In the rows between the lines holding "chart-title: プラスチック資源の内訳（重量ベース）: [133, 26, 527, 52]" and "pie-side-wall: [84, 262, 576, 455]", inclusive, swap "leader-line" for "callout-line". Write out only those lines, with everything else left as it is.

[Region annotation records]
########
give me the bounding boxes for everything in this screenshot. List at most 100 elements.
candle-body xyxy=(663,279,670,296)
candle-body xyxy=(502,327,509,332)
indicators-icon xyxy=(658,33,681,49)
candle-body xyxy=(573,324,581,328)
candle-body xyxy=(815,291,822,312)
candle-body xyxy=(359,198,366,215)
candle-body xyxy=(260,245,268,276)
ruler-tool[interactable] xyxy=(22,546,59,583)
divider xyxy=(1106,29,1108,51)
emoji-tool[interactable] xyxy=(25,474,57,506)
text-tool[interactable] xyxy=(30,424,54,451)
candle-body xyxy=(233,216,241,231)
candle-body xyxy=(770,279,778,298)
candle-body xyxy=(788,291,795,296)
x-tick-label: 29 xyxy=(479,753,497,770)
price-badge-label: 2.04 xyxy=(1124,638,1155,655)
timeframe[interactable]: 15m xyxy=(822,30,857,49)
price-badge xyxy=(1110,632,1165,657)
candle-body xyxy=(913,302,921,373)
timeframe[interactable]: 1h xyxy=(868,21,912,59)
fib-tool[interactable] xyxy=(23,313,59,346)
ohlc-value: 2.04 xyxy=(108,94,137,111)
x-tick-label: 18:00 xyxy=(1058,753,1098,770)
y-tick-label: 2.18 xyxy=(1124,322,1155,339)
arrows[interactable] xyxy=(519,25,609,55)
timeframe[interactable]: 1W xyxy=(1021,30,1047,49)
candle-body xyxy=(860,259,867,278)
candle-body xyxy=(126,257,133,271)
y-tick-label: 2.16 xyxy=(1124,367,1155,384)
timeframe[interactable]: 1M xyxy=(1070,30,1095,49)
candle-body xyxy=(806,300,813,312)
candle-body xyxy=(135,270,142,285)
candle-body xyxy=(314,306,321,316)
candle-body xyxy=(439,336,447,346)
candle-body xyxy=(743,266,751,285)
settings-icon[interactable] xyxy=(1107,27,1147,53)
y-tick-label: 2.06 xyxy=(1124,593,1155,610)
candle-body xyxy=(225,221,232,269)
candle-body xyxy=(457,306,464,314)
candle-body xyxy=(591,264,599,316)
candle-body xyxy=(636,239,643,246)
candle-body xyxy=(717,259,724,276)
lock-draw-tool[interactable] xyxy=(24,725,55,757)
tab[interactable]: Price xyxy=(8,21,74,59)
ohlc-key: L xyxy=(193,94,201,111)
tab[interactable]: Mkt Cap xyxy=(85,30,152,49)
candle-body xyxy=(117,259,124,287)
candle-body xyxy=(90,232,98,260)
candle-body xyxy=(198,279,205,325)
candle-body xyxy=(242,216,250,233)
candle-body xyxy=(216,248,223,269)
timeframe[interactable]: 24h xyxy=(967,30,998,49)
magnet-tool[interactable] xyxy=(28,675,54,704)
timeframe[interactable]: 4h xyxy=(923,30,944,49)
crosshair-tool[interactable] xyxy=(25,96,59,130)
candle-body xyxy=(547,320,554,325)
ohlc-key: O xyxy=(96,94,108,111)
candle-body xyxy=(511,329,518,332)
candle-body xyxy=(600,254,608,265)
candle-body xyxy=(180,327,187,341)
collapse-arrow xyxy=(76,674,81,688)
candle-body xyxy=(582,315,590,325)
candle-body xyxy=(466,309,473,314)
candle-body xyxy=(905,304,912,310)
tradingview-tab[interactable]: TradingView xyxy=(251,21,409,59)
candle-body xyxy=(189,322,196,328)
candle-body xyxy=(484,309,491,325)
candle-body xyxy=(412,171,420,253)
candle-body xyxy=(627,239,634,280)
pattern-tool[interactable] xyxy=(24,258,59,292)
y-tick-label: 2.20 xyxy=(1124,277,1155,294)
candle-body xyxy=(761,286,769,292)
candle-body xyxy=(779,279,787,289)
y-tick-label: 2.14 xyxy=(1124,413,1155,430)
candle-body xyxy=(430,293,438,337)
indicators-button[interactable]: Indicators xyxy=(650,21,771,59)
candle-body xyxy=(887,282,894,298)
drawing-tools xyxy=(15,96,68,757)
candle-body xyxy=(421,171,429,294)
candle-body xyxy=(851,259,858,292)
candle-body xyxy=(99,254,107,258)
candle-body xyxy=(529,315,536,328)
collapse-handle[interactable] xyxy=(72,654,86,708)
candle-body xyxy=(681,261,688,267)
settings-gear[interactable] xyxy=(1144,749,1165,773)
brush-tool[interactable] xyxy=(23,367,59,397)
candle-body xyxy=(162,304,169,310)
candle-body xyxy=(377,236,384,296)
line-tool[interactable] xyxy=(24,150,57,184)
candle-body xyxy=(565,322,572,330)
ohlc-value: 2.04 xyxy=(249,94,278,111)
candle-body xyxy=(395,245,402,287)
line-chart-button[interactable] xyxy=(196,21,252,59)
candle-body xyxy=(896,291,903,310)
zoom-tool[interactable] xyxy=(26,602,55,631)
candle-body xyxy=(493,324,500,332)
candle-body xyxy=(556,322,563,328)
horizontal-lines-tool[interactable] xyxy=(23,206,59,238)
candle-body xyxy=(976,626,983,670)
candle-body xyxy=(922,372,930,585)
########
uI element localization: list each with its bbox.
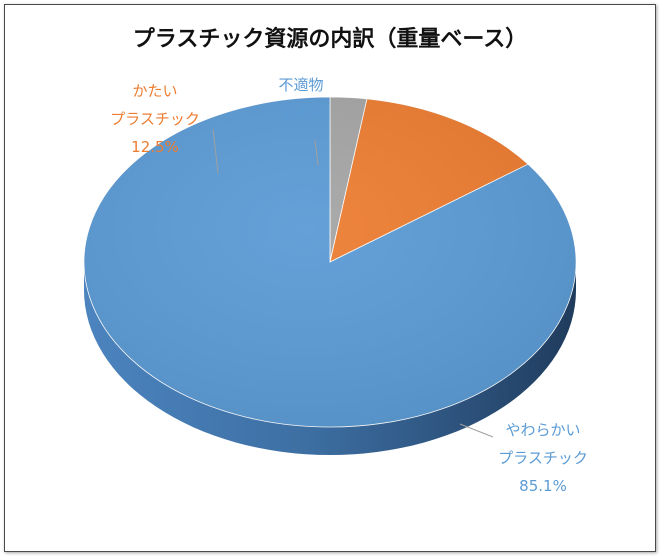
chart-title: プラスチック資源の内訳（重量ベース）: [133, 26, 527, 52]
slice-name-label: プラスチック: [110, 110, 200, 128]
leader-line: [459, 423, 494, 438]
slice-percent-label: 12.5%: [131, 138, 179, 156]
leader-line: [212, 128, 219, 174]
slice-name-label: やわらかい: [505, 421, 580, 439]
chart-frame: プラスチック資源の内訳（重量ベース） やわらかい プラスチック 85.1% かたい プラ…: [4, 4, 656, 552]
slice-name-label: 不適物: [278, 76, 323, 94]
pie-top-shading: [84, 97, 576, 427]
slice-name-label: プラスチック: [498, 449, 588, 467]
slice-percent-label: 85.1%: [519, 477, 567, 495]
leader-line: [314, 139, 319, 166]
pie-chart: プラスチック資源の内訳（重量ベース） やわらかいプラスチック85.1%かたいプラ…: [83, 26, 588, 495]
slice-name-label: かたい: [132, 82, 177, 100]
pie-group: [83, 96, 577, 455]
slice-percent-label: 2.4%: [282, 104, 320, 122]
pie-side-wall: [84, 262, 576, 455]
########
> [ANSWER TO THE TASK]:
chart-title: プラスチック資源の内訳（重量ベース）: [133, 26, 527, 52]
slice-name-label: プラスチック: [110, 110, 200, 128]
callout-line: [459, 423, 494, 438]
slice-percent-label: 12.5%: [131, 138, 179, 156]
callout-line: [212, 128, 219, 174]
slice-name-label: やわらかい: [505, 421, 580, 439]
chart-frame: プラスチック資源の内訳（重量ベース） やわらかい プラスチック 85.1% かたい プラ…: [4, 4, 656, 552]
slice-name-label: 不適物: [278, 76, 323, 94]
pie-top-shading: [84, 97, 576, 427]
slice-name-label: プラスチック: [498, 449, 588, 467]
slice-percent-label: 85.1%: [519, 477, 567, 495]
callout-line: [314, 139, 319, 166]
pie-chart: プラスチック資源の内訳（重量ベース） やわらかいプラスチック85.1%かたいプラ…: [83, 26, 588, 495]
slice-name-label: かたい: [132, 82, 177, 100]
pie-group: [83, 96, 577, 455]
slice-percent-label: 2.4%: [282, 104, 320, 122]
pie-side-wall: [84, 262, 576, 455]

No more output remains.